## [RECORDS SHOWN]
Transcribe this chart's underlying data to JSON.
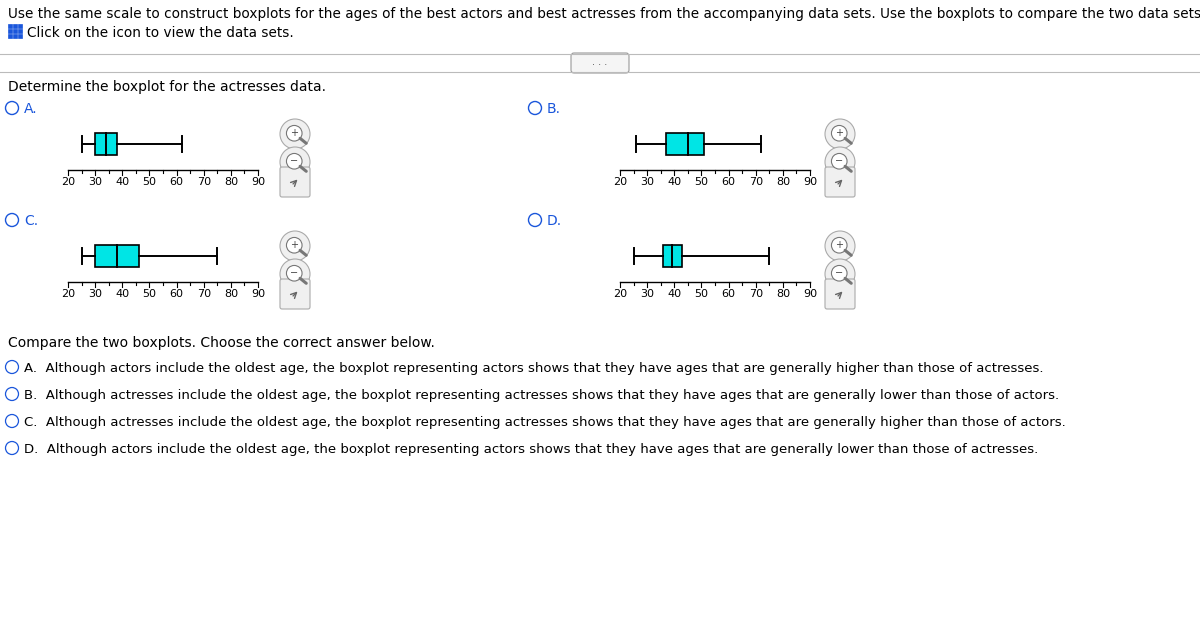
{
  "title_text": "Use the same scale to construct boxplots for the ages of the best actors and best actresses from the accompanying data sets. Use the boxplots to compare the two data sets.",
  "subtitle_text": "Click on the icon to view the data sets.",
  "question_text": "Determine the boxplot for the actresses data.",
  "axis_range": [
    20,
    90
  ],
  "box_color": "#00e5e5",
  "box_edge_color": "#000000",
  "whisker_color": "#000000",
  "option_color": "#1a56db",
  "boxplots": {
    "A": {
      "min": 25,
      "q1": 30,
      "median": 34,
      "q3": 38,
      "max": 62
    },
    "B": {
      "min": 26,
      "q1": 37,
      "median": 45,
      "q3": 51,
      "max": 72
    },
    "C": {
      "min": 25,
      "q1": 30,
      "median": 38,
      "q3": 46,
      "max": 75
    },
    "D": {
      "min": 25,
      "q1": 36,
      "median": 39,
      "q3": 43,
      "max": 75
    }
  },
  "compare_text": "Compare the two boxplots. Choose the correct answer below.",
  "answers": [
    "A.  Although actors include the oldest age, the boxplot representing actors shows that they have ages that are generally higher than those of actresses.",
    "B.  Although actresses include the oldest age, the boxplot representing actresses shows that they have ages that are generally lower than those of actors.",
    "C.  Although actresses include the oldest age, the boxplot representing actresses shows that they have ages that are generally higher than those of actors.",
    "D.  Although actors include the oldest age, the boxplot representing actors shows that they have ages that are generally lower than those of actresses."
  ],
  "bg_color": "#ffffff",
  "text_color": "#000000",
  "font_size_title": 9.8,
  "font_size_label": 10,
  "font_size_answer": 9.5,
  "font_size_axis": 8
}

## [BRIEF]
Give the number of lines in the entries that include the string "sets", and nothing more.

## [REPLY]
2